Extracted data entries
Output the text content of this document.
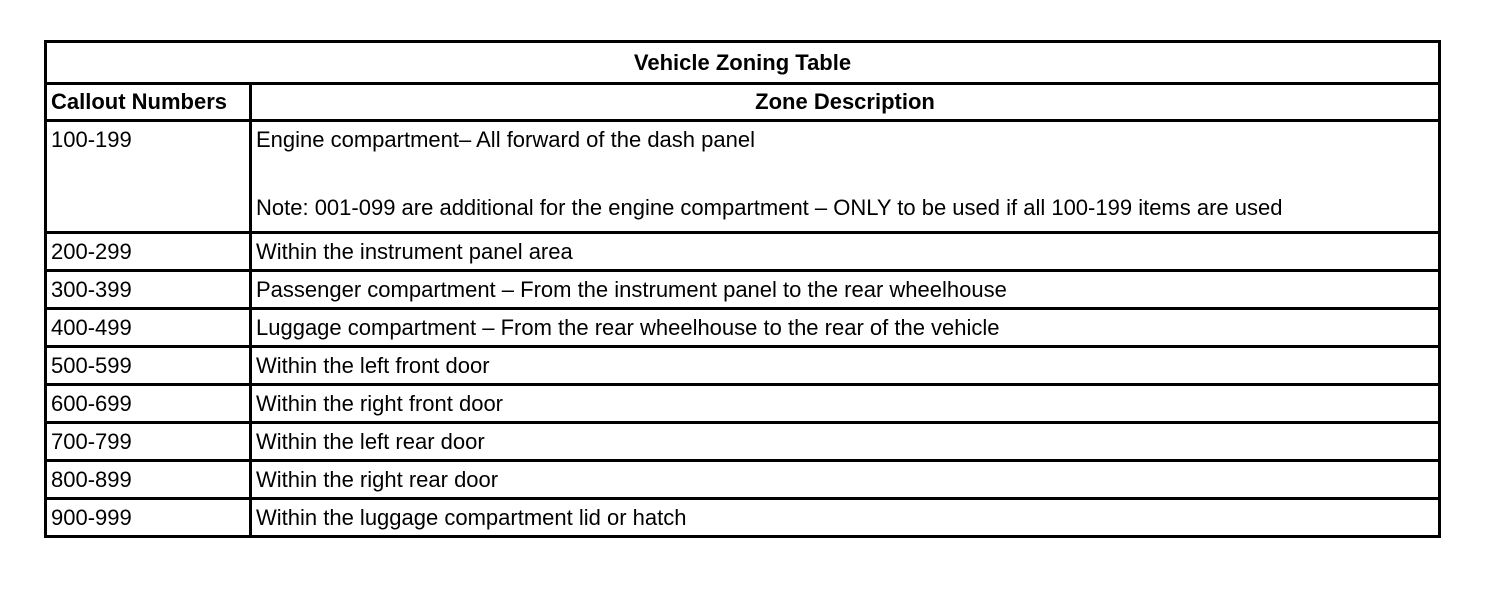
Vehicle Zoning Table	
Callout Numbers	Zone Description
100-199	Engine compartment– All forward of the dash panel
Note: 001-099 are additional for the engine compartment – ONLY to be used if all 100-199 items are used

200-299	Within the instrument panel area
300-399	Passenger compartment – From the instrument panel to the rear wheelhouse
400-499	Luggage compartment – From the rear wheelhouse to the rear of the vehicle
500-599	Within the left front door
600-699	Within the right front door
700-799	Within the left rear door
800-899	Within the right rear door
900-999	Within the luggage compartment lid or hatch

• [Aim of the task]
Repeat the entries exactly. Pictures are excluded from the copy.

• [Answer to this task]
Output the text content of this document.
Vehicle Zoning Table	
Callout Numbers	Zone Description
100-199	Engine compartment– All forward of the dash panel
Note: 001-099 are additional for the engine compartment – ONLY to be used if all 100-199 items are used

200-299	Within the instrument panel area
300-399	Passenger compartment – From the instrument panel to the rear wheelhouse
400-499	Luggage compartment – From the rear wheelhouse to the rear of the vehicle
500-599	Within the left front door
600-699	Within the right front door
700-799	Within the left rear door
800-899	Within the right rear door
900-999	Within the luggage compartment lid or hatch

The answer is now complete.